▶ **Task input**
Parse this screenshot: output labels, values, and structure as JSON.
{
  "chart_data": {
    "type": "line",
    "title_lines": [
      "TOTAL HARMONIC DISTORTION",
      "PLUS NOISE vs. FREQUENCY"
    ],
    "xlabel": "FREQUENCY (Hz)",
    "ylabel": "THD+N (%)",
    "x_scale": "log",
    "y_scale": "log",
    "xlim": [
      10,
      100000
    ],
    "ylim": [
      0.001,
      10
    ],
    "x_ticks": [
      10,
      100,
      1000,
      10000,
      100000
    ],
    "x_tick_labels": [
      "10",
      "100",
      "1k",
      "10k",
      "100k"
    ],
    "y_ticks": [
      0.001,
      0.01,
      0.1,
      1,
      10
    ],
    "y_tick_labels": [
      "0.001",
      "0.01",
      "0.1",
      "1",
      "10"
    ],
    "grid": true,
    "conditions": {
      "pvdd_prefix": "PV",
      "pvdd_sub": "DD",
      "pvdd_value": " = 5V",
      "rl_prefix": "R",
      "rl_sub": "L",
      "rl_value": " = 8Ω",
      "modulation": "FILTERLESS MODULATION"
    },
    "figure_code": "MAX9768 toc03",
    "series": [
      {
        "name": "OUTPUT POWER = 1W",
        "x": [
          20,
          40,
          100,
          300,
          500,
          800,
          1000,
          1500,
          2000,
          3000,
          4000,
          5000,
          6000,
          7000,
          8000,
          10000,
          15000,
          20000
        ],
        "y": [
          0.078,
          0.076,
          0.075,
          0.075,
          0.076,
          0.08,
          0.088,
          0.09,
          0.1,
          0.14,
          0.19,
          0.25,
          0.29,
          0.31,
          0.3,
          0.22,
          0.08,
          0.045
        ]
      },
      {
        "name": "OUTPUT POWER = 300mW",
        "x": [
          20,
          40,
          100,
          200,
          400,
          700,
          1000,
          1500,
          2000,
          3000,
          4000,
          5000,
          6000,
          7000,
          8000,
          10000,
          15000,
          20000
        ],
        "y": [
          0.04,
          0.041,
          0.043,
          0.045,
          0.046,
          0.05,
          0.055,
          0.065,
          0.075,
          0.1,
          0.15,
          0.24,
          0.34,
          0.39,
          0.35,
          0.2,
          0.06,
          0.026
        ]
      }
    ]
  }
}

▶ **Problem**
Scan the listing above. Gather each line that contains the word "FREQUENCY".

▶ **Final result**
      "PLUS NOISE vs. FREQUENCY"
    "xlabel": "FREQUENCY (Hz)",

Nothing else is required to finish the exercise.